▶ _Required task_
Output each entry below as it stands, leaving out every picture.

———

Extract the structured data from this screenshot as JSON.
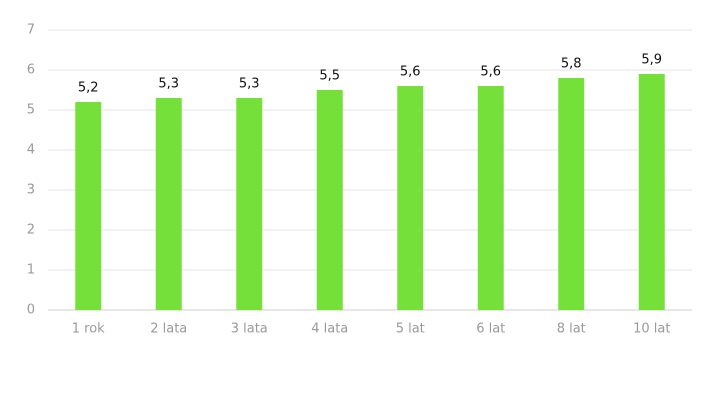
{
  "chart_data": {
    "type": "bar",
    "categories": [
      "1 rok",
      "2 lata",
      "3 lata",
      "4 lata",
      "5 lat",
      "6 lat",
      "8 lat",
      "10 lat"
    ],
    "values": [
      5.2,
      5.3,
      5.3,
      5.5,
      5.6,
      5.6,
      5.8,
      5.9
    ],
    "value_labels": [
      "5,2",
      "5,3",
      "5,3",
      "5,5",
      "5,6",
      "5,6",
      "5,8",
      "5,9"
    ],
    "color": "#76e03a",
    "ylim": [
      0,
      7
    ],
    "yticks": [
      0,
      1,
      2,
      3,
      4,
      5,
      6,
      7
    ],
    "grid": true
  }
}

———

▶ _Solution to the problem_
Extract the structured data from this screenshot as JSON.
{
  "chart_data": {
    "type": "bar",
    "categories": [
      "1 rok",
      "2 lata",
      "3 lata",
      "4 lata",
      "5 lat",
      "6 lat",
      "8 lat",
      "10 lat"
    ],
    "values": [
      5.2,
      5.3,
      5.3,
      5.5,
      5.6,
      5.6,
      5.8,
      5.9
    ],
    "value_labels": [
      "5,2",
      "5,3",
      "5,3",
      "5,5",
      "5,6",
      "5,6",
      "5,8",
      "5,9"
    ],
    "color": "#76e03a",
    "ylim": [
      0,
      7
    ],
    "yticks": [
      0,
      1,
      2,
      3,
      4,
      5,
      6,
      7
    ],
    "grid": true
  }
}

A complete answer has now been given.